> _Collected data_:

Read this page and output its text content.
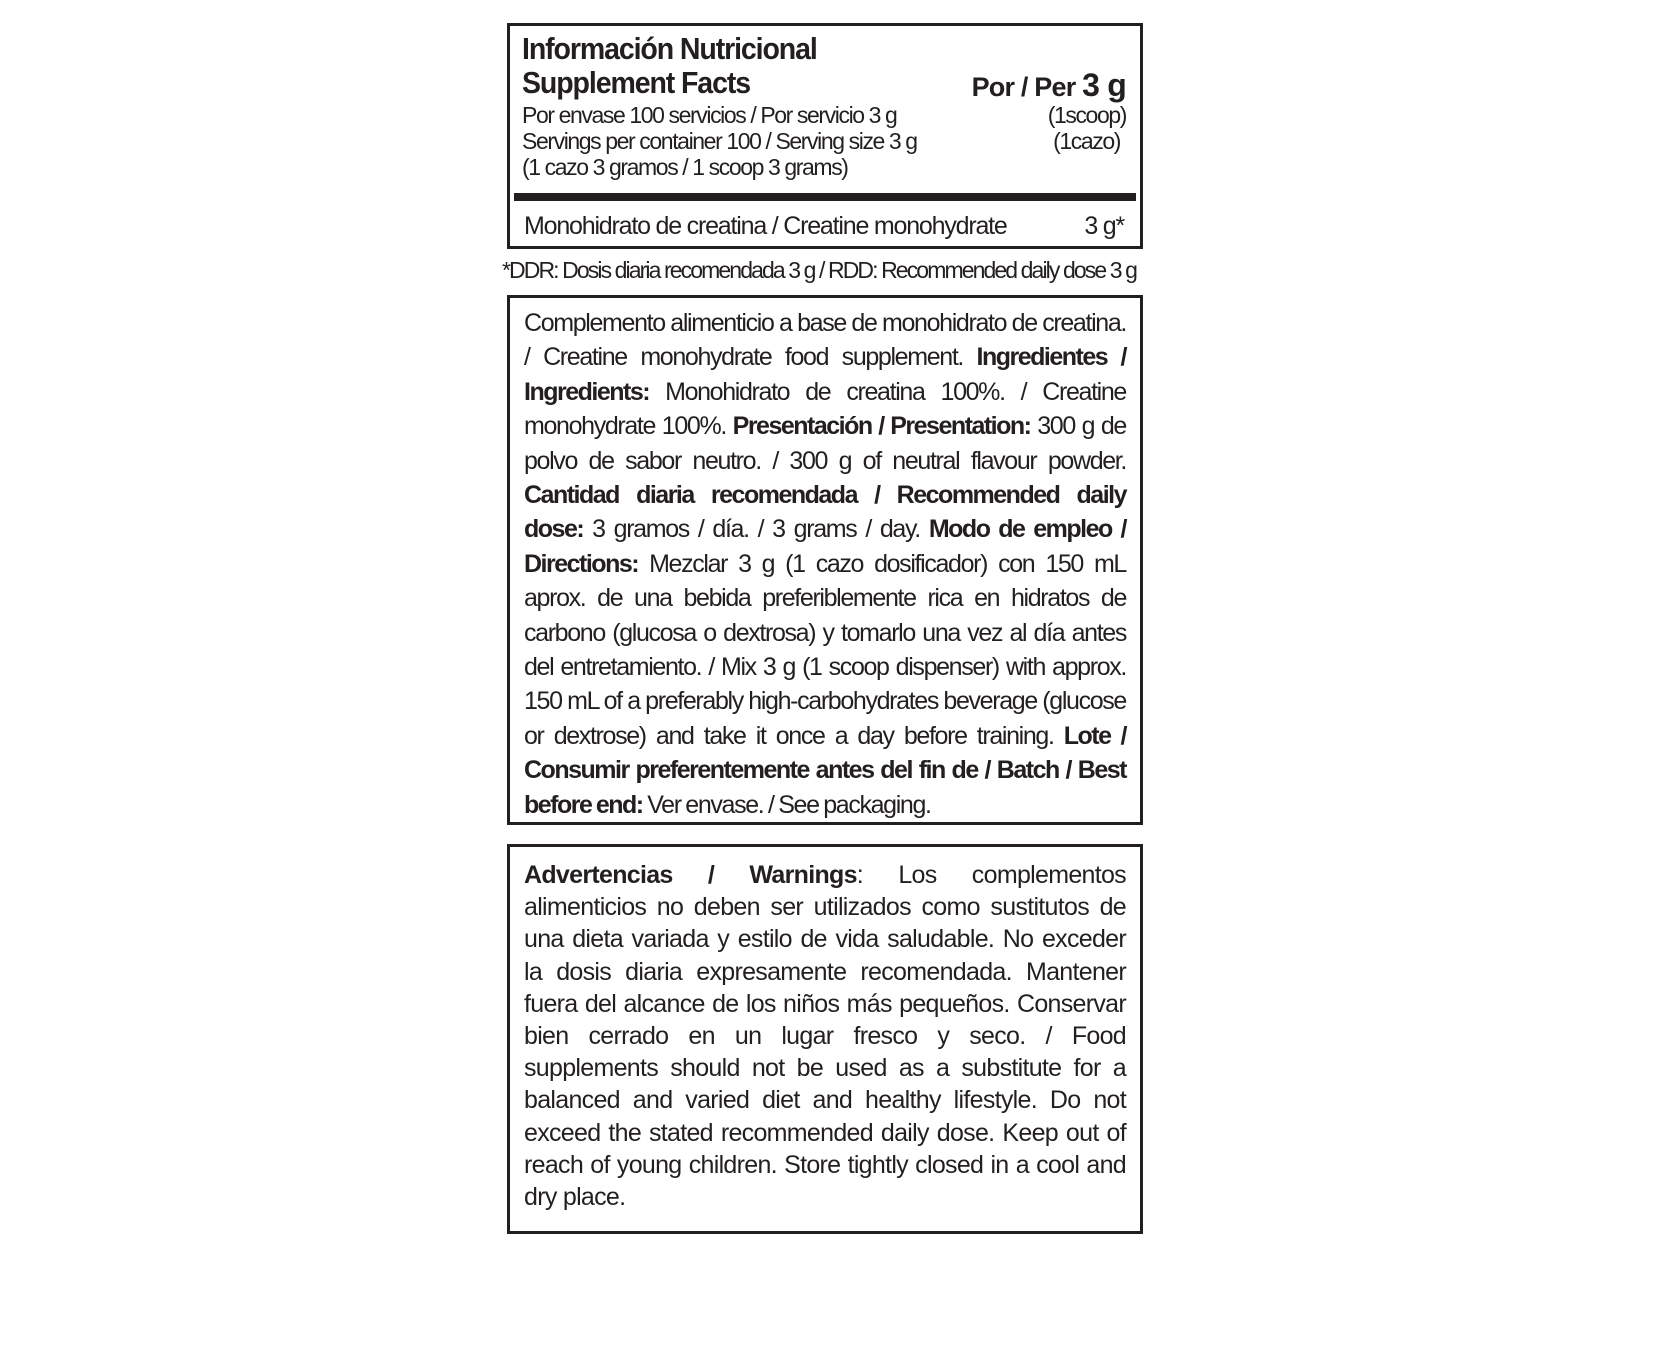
Información Nutricional
Supplement Facts	Por / Per 3 g
Por envase 100 servicios / Por servicio 3 g	(1scoop)
Servings per container 100 / Serving size 3 g	(1cazo)
(1 cazo 3 gramos / 1 scoop 3 grams)
Monohidrato de creatina / Creatine monohydrate	3 g*
*DDR: Dosis diaria recomendada 3 g / RDD: Recommended daily dose 3 g
Complemento alimenticio a base de monohidrato de creatina. / Creatine monohydrate food supplement. Ingredientes / Ingredients: Monohidrato de creatina 100%. / Creatine monohydrate 100%. Presentación / Presentation: 300 g de polvo de sabor neutro. / 300 g of neutral flavour powder. Cantidad diaria recomendada / Recommended daily dose: 3 gramos / día. / 3 grams / day. Modo de empleo / Directions: Mezclar 3 g (1 cazo dosificador) con 150 mL aprox. de una bebida preferiblemente rica en hidratos de carbono (glucosa o dextrosa) y tomarlo una vez al día antes del entretamiento. / Mix 3 g (1 scoop dispenser) with approx. 150 mL of a preferably high-carbohydrates beverage (glucose or dextrose) and take it once a day before training. Lote / Consumir preferentemente antes del fin de / Batch / Best before end: Ver envase. / See packaging.
Advertencias / Warnings: Los complementos alimenticios no deben ser utilizados como sustitutos de una dieta variada y estilo de vida saludable. No exceder la dosis diaria expresamente recomendada. Mantener fuera del alcance de los niños más pequeños. Conservar bien cerrado en un lugar fresco y seco. / Food supplements should not be used as a substitute for a balanced and varied diet and healthy lifestyle. Do not exceed the stated recommended daily dose. Keep out of reach of young children. Store tightly closed in a cool and dry place.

> _Challenge_:
In the records, locate each line holding the string "gramos" and copy it.

> _Solution to this exercise_:
(1 cazo 3 gramos / 1 scoop 3 grams)
Complemento alimenticio a base de monohidrato de creatina. / Creatine monohydrate food supplement. Ingredientes / Ingredients: Monohidrato de creatina 100%. / Creatine monohydrate 100%. Presentación / Presentation: 300 g de polvo de sabor neutro. / 300 g of neutral flavour powder. Cantidad diaria recomendada / Recommended daily dose: 3 gramos / día. / 3 grams / day. Modo de empleo / Directions: Mezclar 3 g (1 cazo dosificador) con 150 mL aprox. de una bebida preferiblemente rica en hidratos de carbono (glucosa o dextrosa) y tomarlo una vez al día antes del entretamiento. / Mix 3 g (1 scoop dispenser) with approx. 150 mL of a preferably high-carbohydrates beverage (glucose or dextrose) and take it once a day before training. Lote / Consumir preferentemente antes del fin de / Batch / Best before end: Ver envase. / See packaging.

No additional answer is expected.